■ DESCRIPTION OF THE TASK
Copy every line of the following data that includes the string "زيادة".

--- DATA FOR THIS TASK ---

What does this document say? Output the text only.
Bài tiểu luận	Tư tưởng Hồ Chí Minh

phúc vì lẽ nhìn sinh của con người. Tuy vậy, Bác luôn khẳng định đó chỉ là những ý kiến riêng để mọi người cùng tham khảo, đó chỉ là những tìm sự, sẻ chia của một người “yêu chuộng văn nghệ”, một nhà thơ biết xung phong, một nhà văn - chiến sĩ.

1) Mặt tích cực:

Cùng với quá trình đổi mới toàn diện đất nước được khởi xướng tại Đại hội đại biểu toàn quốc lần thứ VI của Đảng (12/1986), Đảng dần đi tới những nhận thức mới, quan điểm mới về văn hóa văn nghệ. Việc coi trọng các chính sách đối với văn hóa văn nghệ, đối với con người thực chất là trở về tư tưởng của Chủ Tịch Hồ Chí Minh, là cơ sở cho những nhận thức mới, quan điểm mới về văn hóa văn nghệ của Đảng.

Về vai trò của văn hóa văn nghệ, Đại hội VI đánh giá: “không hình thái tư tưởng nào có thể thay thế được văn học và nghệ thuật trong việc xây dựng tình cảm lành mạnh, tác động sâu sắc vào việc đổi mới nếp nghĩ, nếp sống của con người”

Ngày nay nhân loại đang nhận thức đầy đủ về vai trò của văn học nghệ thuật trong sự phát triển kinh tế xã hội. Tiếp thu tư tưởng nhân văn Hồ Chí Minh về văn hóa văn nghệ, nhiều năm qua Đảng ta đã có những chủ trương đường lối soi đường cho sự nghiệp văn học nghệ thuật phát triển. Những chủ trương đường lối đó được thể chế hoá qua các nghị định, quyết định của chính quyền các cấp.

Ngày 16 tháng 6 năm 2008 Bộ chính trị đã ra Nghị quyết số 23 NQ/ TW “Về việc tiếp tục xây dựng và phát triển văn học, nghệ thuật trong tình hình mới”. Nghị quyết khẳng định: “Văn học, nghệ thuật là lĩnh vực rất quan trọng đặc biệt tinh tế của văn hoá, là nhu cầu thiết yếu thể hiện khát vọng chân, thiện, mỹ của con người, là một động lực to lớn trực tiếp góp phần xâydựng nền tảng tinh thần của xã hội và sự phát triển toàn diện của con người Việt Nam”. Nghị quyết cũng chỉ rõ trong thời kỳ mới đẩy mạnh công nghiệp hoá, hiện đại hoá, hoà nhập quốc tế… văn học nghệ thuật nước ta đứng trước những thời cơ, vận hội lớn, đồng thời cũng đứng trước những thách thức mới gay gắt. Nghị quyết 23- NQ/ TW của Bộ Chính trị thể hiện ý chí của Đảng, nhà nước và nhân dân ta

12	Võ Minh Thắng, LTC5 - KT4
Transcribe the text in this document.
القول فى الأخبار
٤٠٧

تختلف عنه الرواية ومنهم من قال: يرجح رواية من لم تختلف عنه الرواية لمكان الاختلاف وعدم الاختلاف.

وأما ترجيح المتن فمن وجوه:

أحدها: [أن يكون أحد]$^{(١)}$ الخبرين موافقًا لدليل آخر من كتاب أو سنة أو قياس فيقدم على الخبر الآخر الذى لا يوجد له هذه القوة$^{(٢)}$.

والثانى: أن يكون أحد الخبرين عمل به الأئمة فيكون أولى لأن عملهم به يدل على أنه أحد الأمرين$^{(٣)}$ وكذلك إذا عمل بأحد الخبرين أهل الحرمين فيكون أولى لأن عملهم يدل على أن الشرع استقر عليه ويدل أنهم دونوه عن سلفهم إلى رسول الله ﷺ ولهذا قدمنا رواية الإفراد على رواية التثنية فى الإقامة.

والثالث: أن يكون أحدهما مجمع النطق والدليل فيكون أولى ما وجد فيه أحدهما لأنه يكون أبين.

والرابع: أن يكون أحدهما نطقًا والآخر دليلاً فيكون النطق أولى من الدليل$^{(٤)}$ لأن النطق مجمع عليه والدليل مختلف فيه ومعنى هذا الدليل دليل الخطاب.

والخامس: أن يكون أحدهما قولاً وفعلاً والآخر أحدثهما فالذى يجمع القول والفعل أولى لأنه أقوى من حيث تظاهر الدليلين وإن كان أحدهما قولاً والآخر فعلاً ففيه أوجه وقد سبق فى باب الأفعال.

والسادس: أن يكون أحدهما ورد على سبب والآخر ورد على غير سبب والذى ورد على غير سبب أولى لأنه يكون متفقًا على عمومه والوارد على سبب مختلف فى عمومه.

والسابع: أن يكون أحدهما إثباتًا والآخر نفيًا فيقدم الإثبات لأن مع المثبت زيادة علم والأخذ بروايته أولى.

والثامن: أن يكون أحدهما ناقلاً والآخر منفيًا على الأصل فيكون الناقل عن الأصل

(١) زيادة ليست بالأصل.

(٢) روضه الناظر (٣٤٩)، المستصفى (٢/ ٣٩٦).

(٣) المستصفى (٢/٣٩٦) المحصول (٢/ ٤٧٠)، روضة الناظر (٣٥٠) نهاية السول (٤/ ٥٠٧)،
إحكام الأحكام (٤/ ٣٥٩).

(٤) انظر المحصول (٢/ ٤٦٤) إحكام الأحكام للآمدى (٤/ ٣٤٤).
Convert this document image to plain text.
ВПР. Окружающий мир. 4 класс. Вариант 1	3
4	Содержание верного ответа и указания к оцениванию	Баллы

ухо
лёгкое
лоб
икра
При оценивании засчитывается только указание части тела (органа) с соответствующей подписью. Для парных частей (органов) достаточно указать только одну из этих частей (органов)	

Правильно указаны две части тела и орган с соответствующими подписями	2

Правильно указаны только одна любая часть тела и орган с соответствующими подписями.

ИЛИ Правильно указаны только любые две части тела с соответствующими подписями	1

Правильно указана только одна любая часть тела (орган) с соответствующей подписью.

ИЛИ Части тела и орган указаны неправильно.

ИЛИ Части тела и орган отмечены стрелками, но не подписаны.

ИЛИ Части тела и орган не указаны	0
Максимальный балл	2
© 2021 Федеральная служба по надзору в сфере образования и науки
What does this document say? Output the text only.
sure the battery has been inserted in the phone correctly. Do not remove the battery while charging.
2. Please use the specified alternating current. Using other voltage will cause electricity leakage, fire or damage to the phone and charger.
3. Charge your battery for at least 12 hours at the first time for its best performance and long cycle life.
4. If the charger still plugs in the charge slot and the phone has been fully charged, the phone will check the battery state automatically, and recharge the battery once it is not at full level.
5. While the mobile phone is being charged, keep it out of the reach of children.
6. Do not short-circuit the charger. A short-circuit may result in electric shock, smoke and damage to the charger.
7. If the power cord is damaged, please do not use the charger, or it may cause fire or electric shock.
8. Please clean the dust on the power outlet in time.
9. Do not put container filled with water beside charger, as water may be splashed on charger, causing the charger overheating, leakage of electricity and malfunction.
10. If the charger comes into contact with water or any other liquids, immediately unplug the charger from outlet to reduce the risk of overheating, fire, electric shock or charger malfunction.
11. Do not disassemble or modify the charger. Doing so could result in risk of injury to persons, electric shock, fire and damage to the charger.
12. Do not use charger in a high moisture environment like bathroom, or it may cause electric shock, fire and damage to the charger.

---

■ TASK RESPONSE
والسابع: أن يكون أحدهما إثباتًا والآخر نفيًا فيقدم الإثبات لأن مع المثبت زيادة علم والأخذ بروايته أولى.
(١) زيادة ليست بالأصل.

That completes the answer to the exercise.